What to work on:
Transcribe the data word for word, from its first line through the line containing "rule-right-3 (1128, 1546, 1420, 1547)", with both ends included.

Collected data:
○ ○ ○

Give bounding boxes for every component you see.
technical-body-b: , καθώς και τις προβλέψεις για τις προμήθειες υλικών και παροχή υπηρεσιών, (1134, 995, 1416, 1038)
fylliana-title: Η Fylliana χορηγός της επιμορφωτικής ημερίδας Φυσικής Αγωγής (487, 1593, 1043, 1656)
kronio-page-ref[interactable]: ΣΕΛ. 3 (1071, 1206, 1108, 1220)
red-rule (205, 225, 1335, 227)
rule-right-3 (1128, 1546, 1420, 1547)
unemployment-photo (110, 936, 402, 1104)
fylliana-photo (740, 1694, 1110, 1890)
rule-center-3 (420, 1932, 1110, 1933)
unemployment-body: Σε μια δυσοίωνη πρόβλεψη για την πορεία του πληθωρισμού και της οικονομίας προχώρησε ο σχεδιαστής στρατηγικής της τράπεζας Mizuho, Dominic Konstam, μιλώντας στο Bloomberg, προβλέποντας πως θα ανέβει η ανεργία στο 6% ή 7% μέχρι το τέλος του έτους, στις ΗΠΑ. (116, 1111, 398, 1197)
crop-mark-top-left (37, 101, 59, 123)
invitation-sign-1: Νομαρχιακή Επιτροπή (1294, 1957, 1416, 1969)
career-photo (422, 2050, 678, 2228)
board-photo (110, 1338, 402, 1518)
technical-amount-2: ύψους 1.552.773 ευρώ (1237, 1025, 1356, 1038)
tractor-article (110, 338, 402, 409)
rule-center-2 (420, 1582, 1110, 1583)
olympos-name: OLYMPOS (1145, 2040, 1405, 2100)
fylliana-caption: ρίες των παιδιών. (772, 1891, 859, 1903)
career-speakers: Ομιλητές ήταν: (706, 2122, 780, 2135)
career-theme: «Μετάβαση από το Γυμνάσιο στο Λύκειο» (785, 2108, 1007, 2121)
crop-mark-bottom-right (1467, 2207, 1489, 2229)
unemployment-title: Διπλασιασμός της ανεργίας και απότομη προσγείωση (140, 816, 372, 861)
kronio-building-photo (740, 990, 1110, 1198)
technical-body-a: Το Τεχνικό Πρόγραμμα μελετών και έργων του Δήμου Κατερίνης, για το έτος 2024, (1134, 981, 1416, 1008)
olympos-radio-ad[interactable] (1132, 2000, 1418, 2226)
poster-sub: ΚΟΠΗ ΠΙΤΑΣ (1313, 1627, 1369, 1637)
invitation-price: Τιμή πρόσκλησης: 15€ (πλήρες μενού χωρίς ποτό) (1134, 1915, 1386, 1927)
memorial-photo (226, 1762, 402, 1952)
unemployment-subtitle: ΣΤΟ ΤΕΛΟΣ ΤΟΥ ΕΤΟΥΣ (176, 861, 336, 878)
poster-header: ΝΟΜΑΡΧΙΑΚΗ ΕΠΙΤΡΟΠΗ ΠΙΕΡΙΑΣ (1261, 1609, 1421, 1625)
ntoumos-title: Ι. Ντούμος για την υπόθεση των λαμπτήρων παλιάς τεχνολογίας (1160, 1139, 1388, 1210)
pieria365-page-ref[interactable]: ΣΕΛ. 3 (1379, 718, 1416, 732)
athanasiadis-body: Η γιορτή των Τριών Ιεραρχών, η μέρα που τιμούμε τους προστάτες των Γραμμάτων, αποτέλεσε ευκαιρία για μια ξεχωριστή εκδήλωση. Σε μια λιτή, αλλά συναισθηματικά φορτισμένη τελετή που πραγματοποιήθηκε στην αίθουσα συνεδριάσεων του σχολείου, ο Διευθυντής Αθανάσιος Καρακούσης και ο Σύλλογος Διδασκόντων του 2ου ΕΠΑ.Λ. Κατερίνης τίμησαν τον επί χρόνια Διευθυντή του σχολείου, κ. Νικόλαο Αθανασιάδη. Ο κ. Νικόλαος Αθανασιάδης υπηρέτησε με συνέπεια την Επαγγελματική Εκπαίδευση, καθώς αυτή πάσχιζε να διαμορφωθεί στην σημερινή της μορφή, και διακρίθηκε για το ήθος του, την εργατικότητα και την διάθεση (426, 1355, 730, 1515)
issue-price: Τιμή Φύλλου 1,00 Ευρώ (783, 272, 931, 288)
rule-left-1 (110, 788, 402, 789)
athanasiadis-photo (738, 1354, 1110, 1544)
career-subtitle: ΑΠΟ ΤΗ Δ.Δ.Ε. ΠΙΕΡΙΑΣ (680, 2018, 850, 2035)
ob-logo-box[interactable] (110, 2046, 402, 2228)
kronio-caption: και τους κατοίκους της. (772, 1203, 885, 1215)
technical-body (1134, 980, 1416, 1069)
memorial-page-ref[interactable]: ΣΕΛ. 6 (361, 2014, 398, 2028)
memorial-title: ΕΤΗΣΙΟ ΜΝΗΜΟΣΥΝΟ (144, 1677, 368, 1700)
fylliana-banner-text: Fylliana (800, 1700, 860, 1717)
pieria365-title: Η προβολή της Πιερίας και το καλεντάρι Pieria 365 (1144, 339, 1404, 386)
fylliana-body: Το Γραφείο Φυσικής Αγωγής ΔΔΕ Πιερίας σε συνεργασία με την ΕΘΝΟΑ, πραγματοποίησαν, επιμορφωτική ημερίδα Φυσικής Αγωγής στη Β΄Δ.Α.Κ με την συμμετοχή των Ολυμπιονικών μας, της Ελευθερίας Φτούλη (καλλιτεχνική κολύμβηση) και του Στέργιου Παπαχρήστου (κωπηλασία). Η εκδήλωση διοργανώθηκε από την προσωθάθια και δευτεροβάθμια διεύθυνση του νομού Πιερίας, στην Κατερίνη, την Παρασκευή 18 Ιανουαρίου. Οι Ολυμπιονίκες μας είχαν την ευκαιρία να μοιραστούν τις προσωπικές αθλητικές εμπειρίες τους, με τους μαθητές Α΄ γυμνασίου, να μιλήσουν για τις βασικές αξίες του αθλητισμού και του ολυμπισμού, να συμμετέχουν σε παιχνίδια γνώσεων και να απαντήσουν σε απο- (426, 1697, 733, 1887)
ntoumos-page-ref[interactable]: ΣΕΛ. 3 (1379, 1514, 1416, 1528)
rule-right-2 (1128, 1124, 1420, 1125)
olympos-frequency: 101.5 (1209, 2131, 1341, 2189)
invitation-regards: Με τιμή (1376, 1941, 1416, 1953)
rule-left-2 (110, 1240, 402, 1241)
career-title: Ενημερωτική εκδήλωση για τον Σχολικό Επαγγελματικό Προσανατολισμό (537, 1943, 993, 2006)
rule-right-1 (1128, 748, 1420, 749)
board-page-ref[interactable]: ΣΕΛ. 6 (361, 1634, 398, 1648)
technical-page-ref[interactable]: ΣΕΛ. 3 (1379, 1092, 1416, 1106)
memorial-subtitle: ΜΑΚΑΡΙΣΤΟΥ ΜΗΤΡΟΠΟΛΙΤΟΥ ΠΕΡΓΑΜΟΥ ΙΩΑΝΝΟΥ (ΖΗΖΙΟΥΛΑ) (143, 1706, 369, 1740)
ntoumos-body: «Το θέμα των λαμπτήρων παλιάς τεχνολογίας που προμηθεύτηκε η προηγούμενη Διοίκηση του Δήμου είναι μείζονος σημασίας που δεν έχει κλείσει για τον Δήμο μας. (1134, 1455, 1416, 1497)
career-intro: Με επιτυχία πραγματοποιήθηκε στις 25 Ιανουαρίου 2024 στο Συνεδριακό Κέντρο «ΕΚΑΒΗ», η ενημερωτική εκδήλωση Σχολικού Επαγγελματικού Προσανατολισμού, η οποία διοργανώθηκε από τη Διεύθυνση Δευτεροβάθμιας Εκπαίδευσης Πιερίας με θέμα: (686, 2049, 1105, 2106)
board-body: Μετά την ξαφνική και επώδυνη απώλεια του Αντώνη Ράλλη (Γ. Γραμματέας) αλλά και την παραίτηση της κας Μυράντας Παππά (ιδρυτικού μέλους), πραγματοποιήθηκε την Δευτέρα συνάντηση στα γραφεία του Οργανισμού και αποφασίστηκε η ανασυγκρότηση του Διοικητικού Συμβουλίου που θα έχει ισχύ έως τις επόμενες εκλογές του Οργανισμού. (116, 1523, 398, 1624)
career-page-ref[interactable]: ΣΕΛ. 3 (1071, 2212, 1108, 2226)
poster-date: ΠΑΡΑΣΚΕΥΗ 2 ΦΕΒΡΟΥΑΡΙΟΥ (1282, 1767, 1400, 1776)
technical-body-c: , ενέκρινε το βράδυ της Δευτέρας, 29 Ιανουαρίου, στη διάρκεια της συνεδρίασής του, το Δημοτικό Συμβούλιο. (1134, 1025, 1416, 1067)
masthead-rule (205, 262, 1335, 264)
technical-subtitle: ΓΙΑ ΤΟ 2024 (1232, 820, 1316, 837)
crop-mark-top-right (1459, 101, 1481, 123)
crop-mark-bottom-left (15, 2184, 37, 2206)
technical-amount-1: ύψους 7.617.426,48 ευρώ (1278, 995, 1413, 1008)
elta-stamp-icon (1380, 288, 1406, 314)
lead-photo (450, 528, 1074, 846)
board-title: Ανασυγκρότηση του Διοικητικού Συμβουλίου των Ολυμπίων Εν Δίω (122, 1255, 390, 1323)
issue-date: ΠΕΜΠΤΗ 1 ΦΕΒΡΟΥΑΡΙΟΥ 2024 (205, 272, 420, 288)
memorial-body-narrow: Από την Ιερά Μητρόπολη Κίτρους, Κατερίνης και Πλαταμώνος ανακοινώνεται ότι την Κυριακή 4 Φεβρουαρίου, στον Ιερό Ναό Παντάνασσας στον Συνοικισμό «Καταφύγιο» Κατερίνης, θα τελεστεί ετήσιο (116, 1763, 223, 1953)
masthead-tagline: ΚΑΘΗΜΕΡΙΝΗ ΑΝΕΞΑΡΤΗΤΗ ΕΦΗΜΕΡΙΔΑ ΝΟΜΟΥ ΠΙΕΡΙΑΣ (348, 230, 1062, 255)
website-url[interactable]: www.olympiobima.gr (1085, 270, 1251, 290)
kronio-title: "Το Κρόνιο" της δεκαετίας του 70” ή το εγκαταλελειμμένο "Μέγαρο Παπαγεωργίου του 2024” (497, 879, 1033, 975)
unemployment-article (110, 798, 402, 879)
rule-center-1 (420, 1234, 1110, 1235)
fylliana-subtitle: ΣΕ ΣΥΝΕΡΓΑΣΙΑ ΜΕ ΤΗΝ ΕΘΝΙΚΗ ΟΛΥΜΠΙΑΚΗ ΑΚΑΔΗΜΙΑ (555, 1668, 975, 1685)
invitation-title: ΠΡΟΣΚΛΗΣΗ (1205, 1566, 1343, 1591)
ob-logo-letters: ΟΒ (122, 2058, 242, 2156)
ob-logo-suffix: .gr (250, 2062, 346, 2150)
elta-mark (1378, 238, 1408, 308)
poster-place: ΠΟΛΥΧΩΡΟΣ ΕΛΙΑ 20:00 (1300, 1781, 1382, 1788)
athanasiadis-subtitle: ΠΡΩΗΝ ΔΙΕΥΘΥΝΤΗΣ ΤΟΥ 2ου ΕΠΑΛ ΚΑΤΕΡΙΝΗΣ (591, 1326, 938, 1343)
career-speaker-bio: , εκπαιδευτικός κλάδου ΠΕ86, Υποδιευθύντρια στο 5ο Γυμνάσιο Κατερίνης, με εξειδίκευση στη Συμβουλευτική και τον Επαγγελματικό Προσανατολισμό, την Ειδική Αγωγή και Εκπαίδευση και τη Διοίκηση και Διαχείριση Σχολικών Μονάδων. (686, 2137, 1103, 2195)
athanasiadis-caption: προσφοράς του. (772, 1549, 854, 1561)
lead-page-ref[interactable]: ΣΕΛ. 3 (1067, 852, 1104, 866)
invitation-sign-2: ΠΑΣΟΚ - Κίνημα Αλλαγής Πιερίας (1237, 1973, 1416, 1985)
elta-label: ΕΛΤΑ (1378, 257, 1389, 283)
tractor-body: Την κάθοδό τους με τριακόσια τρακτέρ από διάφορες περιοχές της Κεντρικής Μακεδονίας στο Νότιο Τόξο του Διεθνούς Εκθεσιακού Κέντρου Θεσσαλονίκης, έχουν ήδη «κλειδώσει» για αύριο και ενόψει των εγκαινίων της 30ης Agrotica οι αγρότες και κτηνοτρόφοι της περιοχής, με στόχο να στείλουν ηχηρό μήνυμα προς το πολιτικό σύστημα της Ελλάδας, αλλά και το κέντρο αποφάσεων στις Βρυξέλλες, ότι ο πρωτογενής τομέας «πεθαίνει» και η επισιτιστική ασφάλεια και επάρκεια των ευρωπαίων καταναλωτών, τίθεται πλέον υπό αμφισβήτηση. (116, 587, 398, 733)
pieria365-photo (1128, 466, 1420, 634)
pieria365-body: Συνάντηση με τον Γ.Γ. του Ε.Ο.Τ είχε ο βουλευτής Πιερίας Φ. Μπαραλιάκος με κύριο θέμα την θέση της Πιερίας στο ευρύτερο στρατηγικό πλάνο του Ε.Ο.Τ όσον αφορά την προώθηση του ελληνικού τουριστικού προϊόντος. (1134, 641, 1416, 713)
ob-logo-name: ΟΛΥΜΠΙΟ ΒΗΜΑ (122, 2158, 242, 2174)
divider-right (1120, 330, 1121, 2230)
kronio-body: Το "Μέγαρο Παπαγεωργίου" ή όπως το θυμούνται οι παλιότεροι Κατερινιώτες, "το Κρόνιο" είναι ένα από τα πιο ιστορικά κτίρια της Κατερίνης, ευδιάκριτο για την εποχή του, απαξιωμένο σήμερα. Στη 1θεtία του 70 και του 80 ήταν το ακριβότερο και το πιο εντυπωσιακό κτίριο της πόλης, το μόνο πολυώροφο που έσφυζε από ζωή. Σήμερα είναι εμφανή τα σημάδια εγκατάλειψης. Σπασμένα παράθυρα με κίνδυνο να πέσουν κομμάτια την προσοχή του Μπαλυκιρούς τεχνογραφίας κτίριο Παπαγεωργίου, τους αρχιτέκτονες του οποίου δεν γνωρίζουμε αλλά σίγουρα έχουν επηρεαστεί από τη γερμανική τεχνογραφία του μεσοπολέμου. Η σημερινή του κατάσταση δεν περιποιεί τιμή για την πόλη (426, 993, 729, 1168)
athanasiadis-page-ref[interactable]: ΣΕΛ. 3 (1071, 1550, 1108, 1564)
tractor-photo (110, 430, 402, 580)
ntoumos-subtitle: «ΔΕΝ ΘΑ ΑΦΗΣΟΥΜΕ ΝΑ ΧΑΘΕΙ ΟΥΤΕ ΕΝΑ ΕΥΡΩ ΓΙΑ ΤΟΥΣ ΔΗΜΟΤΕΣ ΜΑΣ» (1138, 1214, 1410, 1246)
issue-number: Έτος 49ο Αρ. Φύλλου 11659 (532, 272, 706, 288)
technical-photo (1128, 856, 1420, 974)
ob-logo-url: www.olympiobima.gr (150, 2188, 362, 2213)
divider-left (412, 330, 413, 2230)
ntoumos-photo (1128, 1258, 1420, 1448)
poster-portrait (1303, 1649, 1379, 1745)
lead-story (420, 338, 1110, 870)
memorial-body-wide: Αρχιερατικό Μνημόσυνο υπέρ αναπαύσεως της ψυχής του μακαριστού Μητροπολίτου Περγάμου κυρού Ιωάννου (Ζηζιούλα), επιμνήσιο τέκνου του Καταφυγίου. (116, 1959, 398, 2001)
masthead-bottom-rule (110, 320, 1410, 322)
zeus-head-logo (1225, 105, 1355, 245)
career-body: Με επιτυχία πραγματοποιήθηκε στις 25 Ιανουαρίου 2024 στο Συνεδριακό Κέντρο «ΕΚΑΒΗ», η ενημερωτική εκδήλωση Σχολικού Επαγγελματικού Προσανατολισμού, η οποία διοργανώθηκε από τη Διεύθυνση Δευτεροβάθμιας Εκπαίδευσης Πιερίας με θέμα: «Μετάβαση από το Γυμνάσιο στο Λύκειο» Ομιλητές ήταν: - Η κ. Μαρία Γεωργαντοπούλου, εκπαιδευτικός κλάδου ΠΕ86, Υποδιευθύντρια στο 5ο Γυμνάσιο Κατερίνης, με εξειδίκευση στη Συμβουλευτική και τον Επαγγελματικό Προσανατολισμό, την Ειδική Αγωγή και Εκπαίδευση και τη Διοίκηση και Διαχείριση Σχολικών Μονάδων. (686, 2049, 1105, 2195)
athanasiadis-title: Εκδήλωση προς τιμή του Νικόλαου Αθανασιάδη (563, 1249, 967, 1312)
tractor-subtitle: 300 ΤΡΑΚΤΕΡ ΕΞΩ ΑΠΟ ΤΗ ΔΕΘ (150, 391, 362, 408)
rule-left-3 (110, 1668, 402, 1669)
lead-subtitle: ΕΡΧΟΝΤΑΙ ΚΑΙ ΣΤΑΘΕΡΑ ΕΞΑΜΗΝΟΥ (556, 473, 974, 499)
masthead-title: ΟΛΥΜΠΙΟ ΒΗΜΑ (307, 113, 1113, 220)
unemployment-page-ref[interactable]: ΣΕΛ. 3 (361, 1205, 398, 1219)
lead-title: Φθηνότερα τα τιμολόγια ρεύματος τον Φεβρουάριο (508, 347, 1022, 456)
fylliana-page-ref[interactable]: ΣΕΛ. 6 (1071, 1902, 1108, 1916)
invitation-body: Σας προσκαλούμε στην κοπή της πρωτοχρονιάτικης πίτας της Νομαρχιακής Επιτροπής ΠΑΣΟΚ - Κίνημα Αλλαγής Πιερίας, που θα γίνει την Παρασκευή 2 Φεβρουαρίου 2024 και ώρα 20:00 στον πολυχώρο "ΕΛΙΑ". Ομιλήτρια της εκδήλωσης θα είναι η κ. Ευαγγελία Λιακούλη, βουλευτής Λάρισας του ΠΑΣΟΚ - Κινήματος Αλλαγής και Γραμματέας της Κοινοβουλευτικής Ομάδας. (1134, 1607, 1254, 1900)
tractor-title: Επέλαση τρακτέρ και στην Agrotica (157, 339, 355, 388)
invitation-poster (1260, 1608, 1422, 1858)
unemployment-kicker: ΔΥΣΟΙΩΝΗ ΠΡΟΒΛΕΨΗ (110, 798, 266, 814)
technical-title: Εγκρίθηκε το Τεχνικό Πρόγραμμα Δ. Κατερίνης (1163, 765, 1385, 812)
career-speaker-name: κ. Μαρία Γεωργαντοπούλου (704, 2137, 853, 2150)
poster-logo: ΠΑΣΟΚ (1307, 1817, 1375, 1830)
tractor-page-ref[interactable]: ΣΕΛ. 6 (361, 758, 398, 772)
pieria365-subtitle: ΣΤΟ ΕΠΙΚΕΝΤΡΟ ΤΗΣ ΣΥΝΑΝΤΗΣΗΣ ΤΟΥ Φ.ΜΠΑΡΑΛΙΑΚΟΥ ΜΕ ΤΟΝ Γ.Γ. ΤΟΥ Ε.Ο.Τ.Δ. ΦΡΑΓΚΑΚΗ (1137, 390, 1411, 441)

○ ○ ○

Completed exercise:
Give bounding boxes for every component you see.
technical-body-b: , καθώς και τις προβλέψεις για τις προμήθειες υλικών και παροχή υπηρεσιών, (1134, 995, 1416, 1038)
fylliana-title: Η Fylliana χορηγός της επιμορφωτικής ημερίδας Φυσικής Αγωγής (487, 1593, 1043, 1656)
kronio-page-ref[interactable]: ΣΕΛ. 3 (1071, 1206, 1108, 1220)
red-rule (205, 225, 1335, 227)
rule-right-3 (1128, 1546, 1420, 1547)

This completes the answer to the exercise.